Directions: The records below must be duplicated exactly, character for character.

Information supplied:
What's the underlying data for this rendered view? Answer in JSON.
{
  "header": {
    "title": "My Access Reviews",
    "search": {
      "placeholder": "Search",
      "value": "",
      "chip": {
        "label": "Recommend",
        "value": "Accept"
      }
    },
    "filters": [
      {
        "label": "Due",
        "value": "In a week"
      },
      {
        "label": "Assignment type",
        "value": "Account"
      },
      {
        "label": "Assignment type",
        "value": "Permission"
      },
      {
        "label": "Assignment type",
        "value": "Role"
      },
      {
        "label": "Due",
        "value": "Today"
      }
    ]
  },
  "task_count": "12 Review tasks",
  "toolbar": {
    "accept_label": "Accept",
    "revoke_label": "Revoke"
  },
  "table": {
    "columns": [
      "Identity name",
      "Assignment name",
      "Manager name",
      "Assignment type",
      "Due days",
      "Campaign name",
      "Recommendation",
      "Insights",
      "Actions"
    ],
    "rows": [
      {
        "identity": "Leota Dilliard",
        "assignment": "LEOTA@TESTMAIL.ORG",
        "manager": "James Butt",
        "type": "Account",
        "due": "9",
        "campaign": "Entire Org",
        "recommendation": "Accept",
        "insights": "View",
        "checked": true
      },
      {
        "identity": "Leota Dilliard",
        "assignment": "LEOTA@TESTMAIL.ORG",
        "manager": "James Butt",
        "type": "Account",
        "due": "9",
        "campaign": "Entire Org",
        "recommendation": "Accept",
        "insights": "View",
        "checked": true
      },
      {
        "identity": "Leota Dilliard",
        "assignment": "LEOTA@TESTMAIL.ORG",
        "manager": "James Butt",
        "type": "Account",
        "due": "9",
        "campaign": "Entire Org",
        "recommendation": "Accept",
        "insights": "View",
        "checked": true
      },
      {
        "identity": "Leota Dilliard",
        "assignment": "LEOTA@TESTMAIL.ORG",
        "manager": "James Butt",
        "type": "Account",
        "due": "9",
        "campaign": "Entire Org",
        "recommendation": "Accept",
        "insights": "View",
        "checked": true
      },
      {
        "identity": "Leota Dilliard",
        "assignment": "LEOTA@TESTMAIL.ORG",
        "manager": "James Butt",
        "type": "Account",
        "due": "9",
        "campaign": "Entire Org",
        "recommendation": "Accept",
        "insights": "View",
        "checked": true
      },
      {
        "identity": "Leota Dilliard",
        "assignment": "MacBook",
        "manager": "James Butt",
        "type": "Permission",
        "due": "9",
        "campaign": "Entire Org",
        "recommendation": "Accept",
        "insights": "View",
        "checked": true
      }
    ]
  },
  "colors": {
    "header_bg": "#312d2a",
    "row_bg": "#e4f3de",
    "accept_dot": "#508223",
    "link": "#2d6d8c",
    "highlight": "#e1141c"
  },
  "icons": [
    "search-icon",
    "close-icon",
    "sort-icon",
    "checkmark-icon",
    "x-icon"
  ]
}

Answer to the task:
What's the underlying data for this rendered view? Answer in JSON.
{
  "header": {
    "title": "My Access Reviews",
    "search": {
      "placeholder": "Search",
      "value": "",
      "chip": {
        "label": "Recommend",
        "value": "Accept"
      }
    },
    "filters": [
      {
        "label": "Due",
        "value": "In a week"
      },
      {
        "label": "Assignment type",
        "value": "Account"
      },
      {
        "label": "Assignment type",
        "value": "Permission"
      },
      {
        "label": "Assignment type",
        "value": "Role"
      },
      {
        "label": "Due",
        "value": "Today"
      }
    ]
  },
  "task_count": "12 Review tasks",
  "toolbar": {
    "accept_label": "Accept",
    "revoke_label": "Revoke"
  },
  "table": {
    "columns": [
      "Identity name",
      "Assignment name",
      "Manager name",
      "Assignment type",
      "Due days",
      "Campaign name",
      "Recommendation",
      "Insights",
      "Actions"
    ],
    "rows": [
      {
        "identity": "Leota Dilliard",
        "assignment": "LEOTA@TESTMAIL.ORG",
        "manager": "James Butt",
        "type": "Account",
        "due": "9",
        "campaign": "Entire Org",
        "recommendation": "Accept",
        "insights": "View",
        "checked": true
      },
      {
        "identity": "Leota Dilliard",
        "assignment": "LEOTA@TESTMAIL.ORG",
        "manager": "James Butt",
        "type": "Account",
        "due": "9",
        "campaign": "Entire Org",
        "recommendation": "Accept",
        "insights": "View",
        "checked": true
      },
      {
        "identity": "Leota Dilliard",
        "assignment": "LEOTA@TESTMAIL.ORG",
        "manager": "James Butt",
        "type": "Account",
        "due": "9",
        "campaign": "Entire Org",
        "recommendation": "Accept",
        "insights": "View",
        "checked": true
      },
      {
        "identity": "Leota Dilliard",
        "assignment": "LEOTA@TESTMAIL.ORG",
        "manager": "James Butt",
        "type": "Account",
        "due": "9",
        "campaign": "Entire Org",
        "recommendation": "Accept",
        "insights": "View",
        "checked": true
      },
      {
        "identity": "Leota Dilliard",
        "assignment": "LEOTA@TESTMAIL.ORG",
        "manager": "James Butt",
        "type": "Account",
        "due": "9",
        "campaign": "Entire Org",
        "recommendation": "Accept",
        "insights": "View",
        "checked": true
      },
      {
        "identity": "Leota Dilliard",
        "assignment": "MacBook",
        "manager": "James Butt",
        "type": "Permission",
        "due": "9",
        "campaign": "Entire Org",
        "recommendation": "Accept",
        "insights": "View",
        "checked": true
      }
    ]
  },
  "colors": {
    "header_bg": "#312d2a",
    "row_bg": "#e4f3de",
    "accept_dot": "#508223",
    "link": "#2d6d8c",
    "highlight": "#e1141c"
  },
  "icons": [
    "search-icon",
    "close-icon",
    "sort-icon",
    "checkmark-icon",
    "x-icon"
  ]
}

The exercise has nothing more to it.